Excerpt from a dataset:
**********
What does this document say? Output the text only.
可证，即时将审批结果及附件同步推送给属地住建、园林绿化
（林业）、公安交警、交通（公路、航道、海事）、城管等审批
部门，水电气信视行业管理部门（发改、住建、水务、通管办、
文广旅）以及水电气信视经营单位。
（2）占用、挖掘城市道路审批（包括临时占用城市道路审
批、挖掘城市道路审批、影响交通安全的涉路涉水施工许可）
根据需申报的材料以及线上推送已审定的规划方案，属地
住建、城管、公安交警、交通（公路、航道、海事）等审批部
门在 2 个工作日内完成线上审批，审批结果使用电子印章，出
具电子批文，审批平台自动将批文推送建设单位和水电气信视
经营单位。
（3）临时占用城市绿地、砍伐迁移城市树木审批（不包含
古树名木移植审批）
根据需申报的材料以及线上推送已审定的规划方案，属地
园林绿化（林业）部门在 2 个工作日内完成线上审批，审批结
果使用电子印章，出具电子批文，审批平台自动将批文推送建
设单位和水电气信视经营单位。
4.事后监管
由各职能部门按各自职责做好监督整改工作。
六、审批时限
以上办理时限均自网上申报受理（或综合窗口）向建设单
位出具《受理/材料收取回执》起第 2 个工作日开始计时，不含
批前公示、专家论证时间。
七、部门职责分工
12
**********
What to work on: Extract every entry in the listing word for word.

Solved exercise:
What does this document say? Output the text only.
可证，即时将审批结果及附件同步推送给属地住建、园林绿化
（林业）、公安交警、交通（公路、航道、海事）、城管等审批
部门，水电气信视行业管理部门（发改、住建、水务、通管办、
文广旅）以及水电气信视经营单位。
（2）占用、挖掘城市道路审批（包括临时占用城市道路审
批、挖掘城市道路审批、影响交通安全的涉路涉水施工许可）
根据需申报的材料以及线上推送已审定的规划方案，属地
住建、城管、公安交警、交通（公路、航道、海事）等审批部
门在 2 个工作日内完成线上审批，审批结果使用电子印章，出
具电子批文，审批平台自动将批文推送建设单位和水电气信视
经营单位。
（3）临时占用城市绿地、砍伐迁移城市树木审批（不包含
古树名木移植审批）
根据需申报的材料以及线上推送已审定的规划方案，属地
园林绿化（林业）部门在 2 个工作日内完成线上审批，审批结
果使用电子印章，出具电子批文，审批平台自动将批文推送建
设单位和水电气信视经营单位。
4.事后监管
由各职能部门按各自职责做好监督整改工作。
六、审批时限
以上办理时限均自网上申报受理（或综合窗口）向建设单
位出具《受理/材料收取回执》起第 2 个工作日开始计时，不含
批前公示、专家论证时间。
七、部门职责分工
12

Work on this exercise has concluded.